§ Task prompt: Repeat the records below exactly as they appear.
((
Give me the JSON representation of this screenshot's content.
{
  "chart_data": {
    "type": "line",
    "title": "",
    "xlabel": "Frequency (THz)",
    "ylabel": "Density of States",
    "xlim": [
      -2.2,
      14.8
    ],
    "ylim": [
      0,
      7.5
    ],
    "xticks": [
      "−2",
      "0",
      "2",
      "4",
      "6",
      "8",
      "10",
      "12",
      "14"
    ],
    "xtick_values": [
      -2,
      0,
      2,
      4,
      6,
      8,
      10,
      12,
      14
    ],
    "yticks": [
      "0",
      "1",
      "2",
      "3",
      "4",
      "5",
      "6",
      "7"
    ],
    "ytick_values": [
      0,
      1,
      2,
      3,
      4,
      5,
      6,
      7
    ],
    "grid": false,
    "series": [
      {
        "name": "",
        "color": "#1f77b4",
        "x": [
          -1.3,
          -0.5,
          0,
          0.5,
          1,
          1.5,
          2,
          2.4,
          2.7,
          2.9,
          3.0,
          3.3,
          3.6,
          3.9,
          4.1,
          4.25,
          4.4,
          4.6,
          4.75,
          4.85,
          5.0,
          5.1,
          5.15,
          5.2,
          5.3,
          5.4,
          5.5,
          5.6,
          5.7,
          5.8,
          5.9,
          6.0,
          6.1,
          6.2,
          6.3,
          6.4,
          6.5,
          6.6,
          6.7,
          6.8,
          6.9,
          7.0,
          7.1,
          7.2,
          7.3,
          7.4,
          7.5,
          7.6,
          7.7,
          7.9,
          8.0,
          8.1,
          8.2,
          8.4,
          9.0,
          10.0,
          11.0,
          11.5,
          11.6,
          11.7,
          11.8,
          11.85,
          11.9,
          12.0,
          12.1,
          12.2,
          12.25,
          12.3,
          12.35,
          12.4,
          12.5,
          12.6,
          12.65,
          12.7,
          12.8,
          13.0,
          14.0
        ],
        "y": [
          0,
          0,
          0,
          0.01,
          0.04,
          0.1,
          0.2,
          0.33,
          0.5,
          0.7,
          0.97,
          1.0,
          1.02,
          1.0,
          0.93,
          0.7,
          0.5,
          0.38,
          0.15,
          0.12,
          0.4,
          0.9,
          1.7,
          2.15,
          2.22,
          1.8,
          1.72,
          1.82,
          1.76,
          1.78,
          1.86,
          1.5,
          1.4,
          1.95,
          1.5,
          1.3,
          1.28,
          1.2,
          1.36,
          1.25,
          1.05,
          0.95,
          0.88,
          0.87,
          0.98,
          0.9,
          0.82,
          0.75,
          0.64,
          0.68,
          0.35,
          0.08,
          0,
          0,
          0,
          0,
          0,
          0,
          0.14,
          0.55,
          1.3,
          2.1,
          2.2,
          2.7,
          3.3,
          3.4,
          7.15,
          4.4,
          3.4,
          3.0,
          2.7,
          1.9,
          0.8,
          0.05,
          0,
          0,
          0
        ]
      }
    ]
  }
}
))
§ Result of the task:
Give me the JSON representation of this screenshot's content.
{
  "chart_data": {
    "type": "line",
    "title": "",
    "xlabel": "Frequency (THz)",
    "ylabel": "Density of States",
    "xlim": [
      -2.2,
      14.8
    ],
    "ylim": [
      0,
      7.5
    ],
    "xticks": [
      "−2",
      "0",
      "2",
      "4",
      "6",
      "8",
      "10",
      "12",
      "14"
    ],
    "xtick_values": [
      -2,
      0,
      2,
      4,
      6,
      8,
      10,
      12,
      14
    ],
    "yticks": [
      "0",
      "1",
      "2",
      "3",
      "4",
      "5",
      "6",
      "7"
    ],
    "ytick_values": [
      0,
      1,
      2,
      3,
      4,
      5,
      6,
      7
    ],
    "grid": false,
    "series": [
      {
        "name": "",
        "color": "#1f77b4",
        "x": [
          -1.3,
          -0.5,
          0,
          0.5,
          1,
          1.5,
          2,
          2.4,
          2.7,
          2.9,
          3.0,
          3.3,
          3.6,
          3.9,
          4.1,
          4.25,
          4.4,
          4.6,
          4.75,
          4.85,
          5.0,
          5.1,
          5.15,
          5.2,
          5.3,
          5.4,
          5.5,
          5.6,
          5.7,
          5.8,
          5.9,
          6.0,
          6.1,
          6.2,
          6.3,
          6.4,
          6.5,
          6.6,
          6.7,
          6.8,
          6.9,
          7.0,
          7.1,
          7.2,
          7.3,
          7.4,
          7.5,
          7.6,
          7.7,
          7.9,
          8.0,
          8.1,
          8.2,
          8.4,
          9.0,
          10.0,
          11.0,
          11.5,
          11.6,
          11.7,
          11.8,
          11.85,
          11.9,
          12.0,
          12.1,
          12.2,
          12.25,
          12.3,
          12.35,
          12.4,
          12.5,
          12.6,
          12.65,
          12.7,
          12.8,
          13.0,
          14.0
        ],
        "y": [
          0,
          0,
          0,
          0.01,
          0.04,
          0.1,
          0.2,
          0.33,
          0.5,
          0.7,
          0.97,
          1.0,
          1.02,
          1.0,
          0.93,
          0.7,
          0.5,
          0.38,
          0.15,
          0.12,
          0.4,
          0.9,
          1.7,
          2.15,
          2.22,
          1.8,
          1.72,
          1.82,
          1.76,
          1.78,
          1.86,
          1.5,
          1.4,
          1.95,
          1.5,
          1.3,
          1.28,
          1.2,
          1.36,
          1.25,
          1.05,
          0.95,
          0.88,
          0.87,
          0.98,
          0.9,
          0.82,
          0.75,
          0.64,
          0.68,
          0.35,
          0.08,
          0,
          0,
          0,
          0,
          0,
          0,
          0.14,
          0.55,
          1.3,
          2.1,
          2.2,
          2.7,
          3.3,
          3.4,
          7.15,
          4.4,
          3.4,
          3.0,
          2.7,
          1.9,
          0.8,
          0.05,
          0,
          0,
          0
        ]
      }
    ]
  }
}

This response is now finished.